INPUT RECORDS:

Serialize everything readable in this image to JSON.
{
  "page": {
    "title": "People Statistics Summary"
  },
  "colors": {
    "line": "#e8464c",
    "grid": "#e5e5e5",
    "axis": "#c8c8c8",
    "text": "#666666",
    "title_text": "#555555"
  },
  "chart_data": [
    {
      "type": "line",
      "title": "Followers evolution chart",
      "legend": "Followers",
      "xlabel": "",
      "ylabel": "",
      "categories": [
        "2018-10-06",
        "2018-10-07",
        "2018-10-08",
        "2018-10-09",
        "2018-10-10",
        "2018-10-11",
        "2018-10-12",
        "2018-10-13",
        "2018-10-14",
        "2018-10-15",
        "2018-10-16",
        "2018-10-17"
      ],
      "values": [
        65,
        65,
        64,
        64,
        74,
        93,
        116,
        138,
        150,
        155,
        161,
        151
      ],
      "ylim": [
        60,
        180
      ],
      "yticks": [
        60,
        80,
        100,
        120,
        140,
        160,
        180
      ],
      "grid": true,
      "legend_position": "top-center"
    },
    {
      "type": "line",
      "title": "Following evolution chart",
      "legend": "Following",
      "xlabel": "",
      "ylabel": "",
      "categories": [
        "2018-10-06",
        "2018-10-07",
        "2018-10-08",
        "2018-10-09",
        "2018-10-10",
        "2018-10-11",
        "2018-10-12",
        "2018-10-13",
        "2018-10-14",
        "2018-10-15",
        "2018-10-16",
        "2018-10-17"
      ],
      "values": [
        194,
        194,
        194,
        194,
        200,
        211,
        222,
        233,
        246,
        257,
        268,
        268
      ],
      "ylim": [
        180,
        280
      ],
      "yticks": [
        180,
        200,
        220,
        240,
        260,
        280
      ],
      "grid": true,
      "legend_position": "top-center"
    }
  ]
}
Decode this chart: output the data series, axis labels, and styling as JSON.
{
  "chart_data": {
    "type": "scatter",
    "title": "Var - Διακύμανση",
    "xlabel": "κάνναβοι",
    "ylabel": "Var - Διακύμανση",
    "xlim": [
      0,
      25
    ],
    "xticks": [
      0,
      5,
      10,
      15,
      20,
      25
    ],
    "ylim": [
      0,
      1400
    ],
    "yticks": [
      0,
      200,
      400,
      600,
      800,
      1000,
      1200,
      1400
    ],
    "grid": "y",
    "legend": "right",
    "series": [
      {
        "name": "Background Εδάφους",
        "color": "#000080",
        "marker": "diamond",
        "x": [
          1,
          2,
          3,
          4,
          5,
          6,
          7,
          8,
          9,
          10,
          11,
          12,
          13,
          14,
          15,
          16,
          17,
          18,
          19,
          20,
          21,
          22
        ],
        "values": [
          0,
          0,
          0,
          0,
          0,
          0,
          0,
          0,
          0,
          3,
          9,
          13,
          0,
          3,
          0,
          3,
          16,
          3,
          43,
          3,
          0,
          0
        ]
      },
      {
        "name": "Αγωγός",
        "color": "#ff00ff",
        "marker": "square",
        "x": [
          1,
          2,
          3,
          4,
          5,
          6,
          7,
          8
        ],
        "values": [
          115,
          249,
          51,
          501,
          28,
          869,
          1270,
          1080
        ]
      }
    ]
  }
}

WHAT TO DO:
In the listing above, find each line with the word "this" and copy it.

CORRECT RESPONSE:
Serialize everything readable in this image to JSON.
Decode this chart: output the data series, axis labels, and styling as JSON.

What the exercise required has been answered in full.